Write out each line of the listing as it stands, without the images.

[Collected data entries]
begin

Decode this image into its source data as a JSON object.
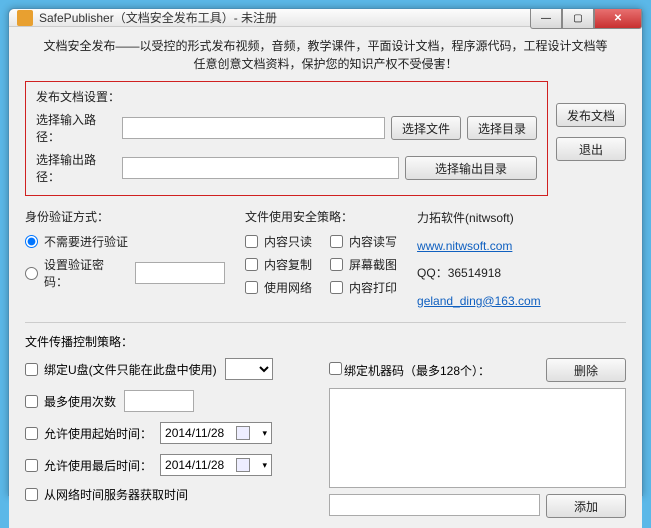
{
  "title": "SafePublisher（文档安全发布工具）- 未注册",
  "intro1": "文档安全发布——以受控的形式发布视频，音频，教学课件，平面设计文档，程序源代码，工程设计文档等",
  "intro2": "任意创意文档资料，保护您的知识产权不受侵害！",
  "pub": {
    "hdr": "发布文档设置：",
    "inLabel": "选择输入路径：",
    "outLabel": "选择输出路径：",
    "selFile": "选择文件",
    "selDir": "选择目录",
    "selOut": "选择输出目录"
  },
  "side": {
    "publish": "发布文档",
    "exit": "退出"
  },
  "auth": {
    "hdr": "身份验证方式：",
    "none": "不需要进行验证",
    "pwd": "设置验证密码："
  },
  "policy": {
    "hdr": "文件使用安全策略：",
    "ro": "内容只读",
    "rw": "内容读写",
    "copy": "内容复制",
    "shot": "屏幕截图",
    "net": "使用网络",
    "print": "内容打印"
  },
  "info": {
    "company": "力拓软件(nitwsoft)",
    "url": "www.nitwsoft.com",
    "qq": "QQ：36514918",
    "email": "geland_ding@163.com"
  },
  "prop": {
    "hdr": "文件传播控制策略：",
    "usb": "绑定U盘(文件只能在此盘中使用)",
    "maxUse": "最多使用次数",
    "start": "允许使用起始时间：",
    "end": "允许使用最后时间：",
    "netTime": "从网络时间服务器获取时间",
    "date": "2014/11/28"
  },
  "machine": {
    "bind": "绑定机器码（最多128个）：",
    "del": "删除",
    "add": "添加"
  }
}
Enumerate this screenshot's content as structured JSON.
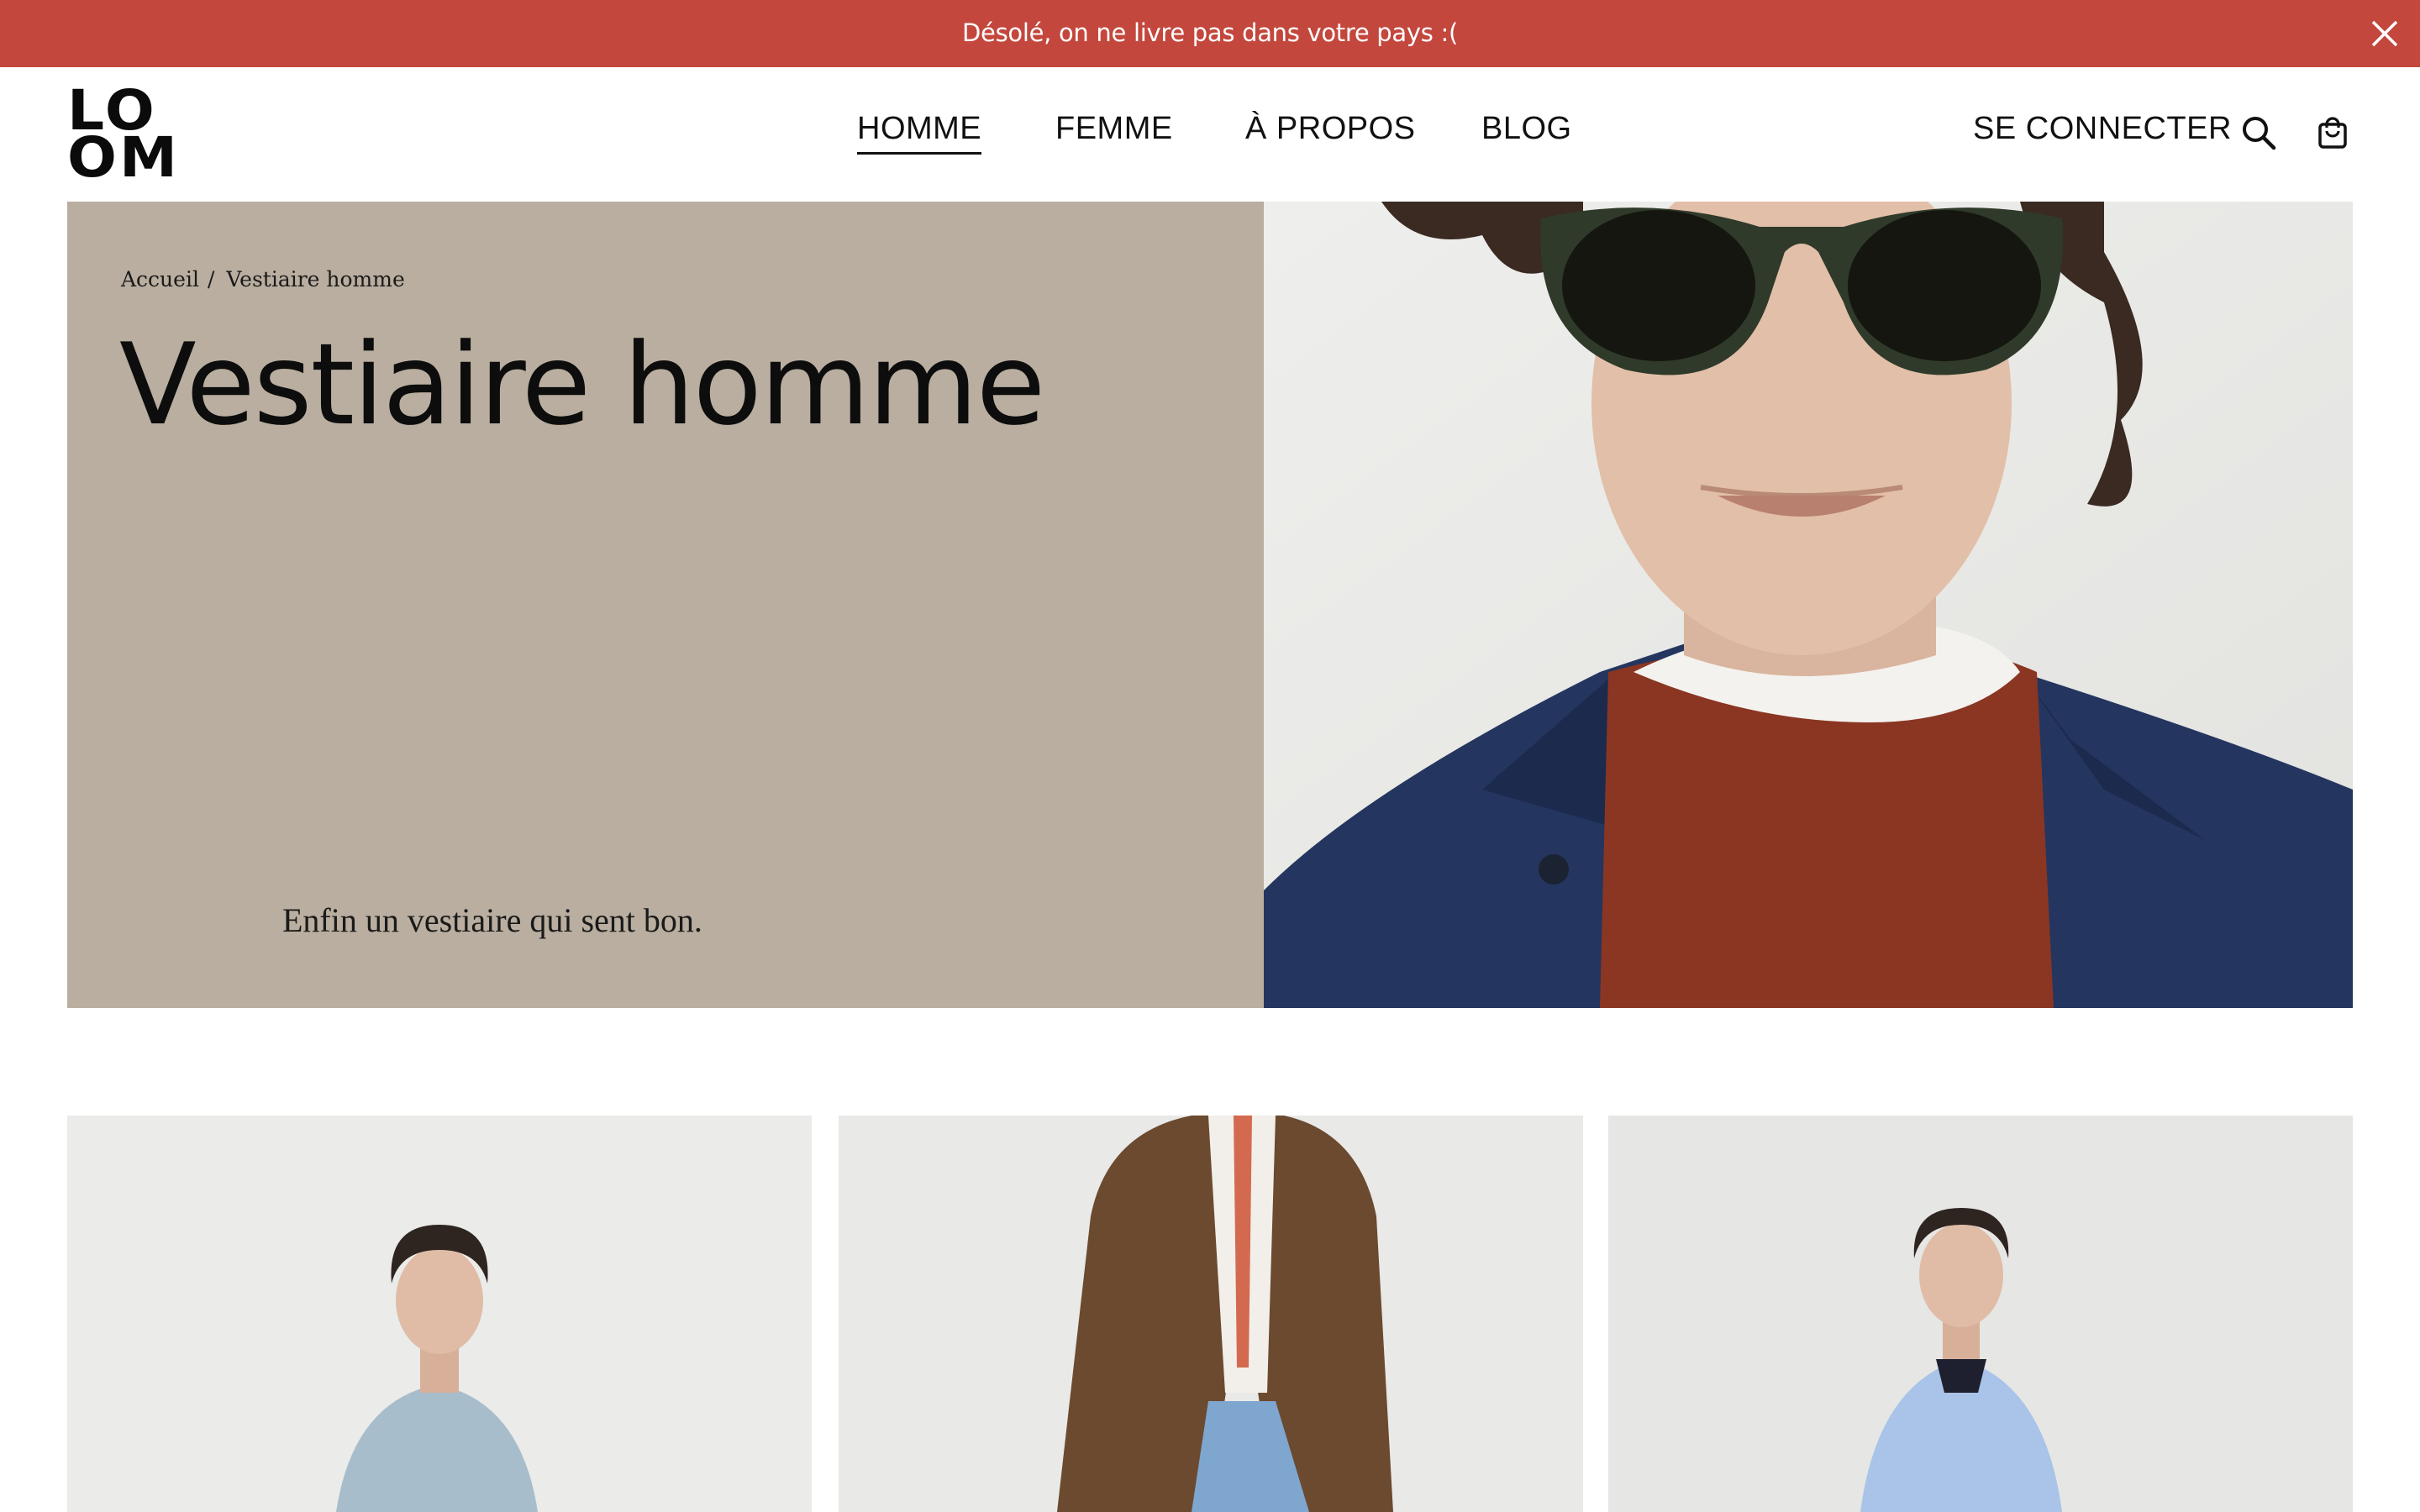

end

Solved exercise:
Decode this image into its source data as a JSON object.
{
  "title": "SafePublisher（文档安全发布工具）- 未注册",
  "intro1": "文档安全发布——以受控的形式发布视频，音频，教学课件，平面设计文档，程序源代码，工程设计文档等",
  "intro2": "任意创意文档资料，保护您的知识产权不受侵害！",
  "pub": {
    "hdr": "发布文档设置：",
    "inLabel": "选择输入路径：",
    "outLabel": "选择输出路径：",
    "selFile": "选择文件",
    "selDir": "选择目录",
    "selOut": "选择输出目录"
  },
  "side": {
    "publish": "发布文档",
    "exit": "退出"
  },
  "auth": {
    "hdr": "身份验证方式：",
    "none": "不需要进行验证",
    "pwd": "设置验证密码："
  },
  "policy": {
    "hdr": "文件使用安全策略：",
    "ro": "内容只读",
    "rw": "内容读写",
    "copy": "内容复制",
    "shot": "屏幕截图",
    "net": "使用网络",
    "print": "内容打印"
  },
  "info": {
    "company": "力拓软件(nitwsoft)",
    "url": "www.nitwsoft.com",
    "qq": "QQ：36514918",
    "email": "geland_ding@163.com"
  },
  "prop": {
    "hdr": "文件传播控制策略：",
    "usb": "绑定U盘(文件只能在此盘中使用)",
    "maxUse": "最多使用次数",
    "start": "允许使用起始时间：",
    "end": "允许使用最后时间：",
    "netTime": "从网络时间服务器获取时间",
    "date": "2014/11/28"
  },
  "machine": {
    "bind": "绑定机器码（最多128个）：",
    "del": "删除",
    "add": "添加"
  }
}
Enumerate this screenshot's content as structured JSON.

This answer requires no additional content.